WORK TO BE COMPLETED: Would you repeat the listing exactly but omit every picture?

RECORDS:
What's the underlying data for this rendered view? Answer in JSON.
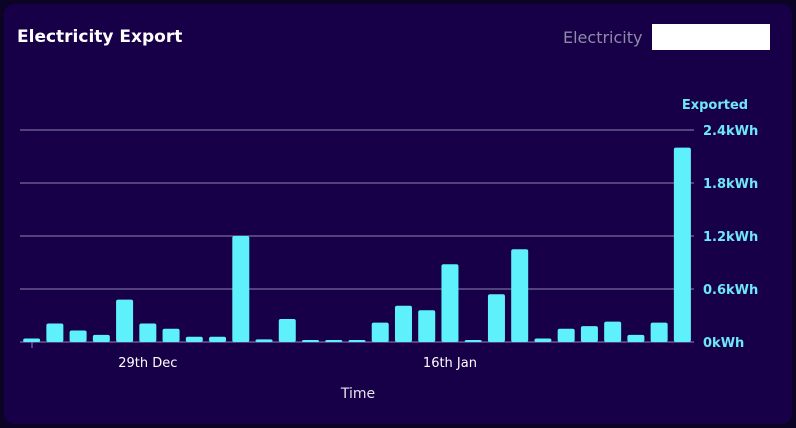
{
  "card": {
    "title": "Electricity Export"
  },
  "selector": {
    "label": "Electricity",
    "value": ""
  },
  "colors": {
    "background": "#180048",
    "bar": "#5ef1fb",
    "grid": "#8c86b4",
    "axis_text": "#6ee7f8"
  },
  "chart_data": {
    "type": "bar",
    "title": "Electricity Export",
    "xlabel": "Time",
    "ylabel": "Exported",
    "unit": "kWh",
    "ylim": [
      0,
      2.4
    ],
    "yticks": [
      "0kWh",
      "0.6kWh",
      "1.2kWh",
      "1.8kWh",
      "2.4kWh"
    ],
    "xtick_labels": [
      {
        "index": 5,
        "label": "29th Dec"
      },
      {
        "index": 18,
        "label": "16th Jan"
      }
    ],
    "grid": true,
    "values": [
      0.04,
      0.21,
      0.13,
      0.08,
      0.48,
      0.21,
      0.15,
      0.06,
      0.06,
      1.2,
      0.03,
      0.26,
      0.02,
      0.02,
      0.02,
      0.22,
      0.41,
      0.36,
      0.88,
      0.02,
      0.54,
      1.05,
      0.04,
      0.15,
      0.18,
      0.23,
      0.08,
      0.22,
      2.2
    ]
  }
}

EXERCISE RESPONSE:
What's the underlying data for this rendered view? Answer in JSON.
{
  "card": {
    "title": "Electricity Export"
  },
  "selector": {
    "label": "Electricity",
    "value": ""
  },
  "colors": {
    "background": "#180048",
    "bar": "#5ef1fb",
    "grid": "#8c86b4",
    "axis_text": "#6ee7f8"
  },
  "chart_data": {
    "type": "bar",
    "title": "Electricity Export",
    "xlabel": "Time",
    "ylabel": "Exported",
    "unit": "kWh",
    "ylim": [
      0,
      2.4
    ],
    "yticks": [
      "0kWh",
      "0.6kWh",
      "1.2kWh",
      "1.8kWh",
      "2.4kWh"
    ],
    "xtick_labels": [
      {
        "index": 5,
        "label": "29th Dec"
      },
      {
        "index": 18,
        "label": "16th Jan"
      }
    ],
    "grid": true,
    "values": [
      0.04,
      0.21,
      0.13,
      0.08,
      0.48,
      0.21,
      0.15,
      0.06,
      0.06,
      1.2,
      0.03,
      0.26,
      0.02,
      0.02,
      0.02,
      0.22,
      0.41,
      0.36,
      0.88,
      0.02,
      0.54,
      1.05,
      0.04,
      0.15,
      0.18,
      0.23,
      0.08,
      0.22,
      2.2
    ]
  }
}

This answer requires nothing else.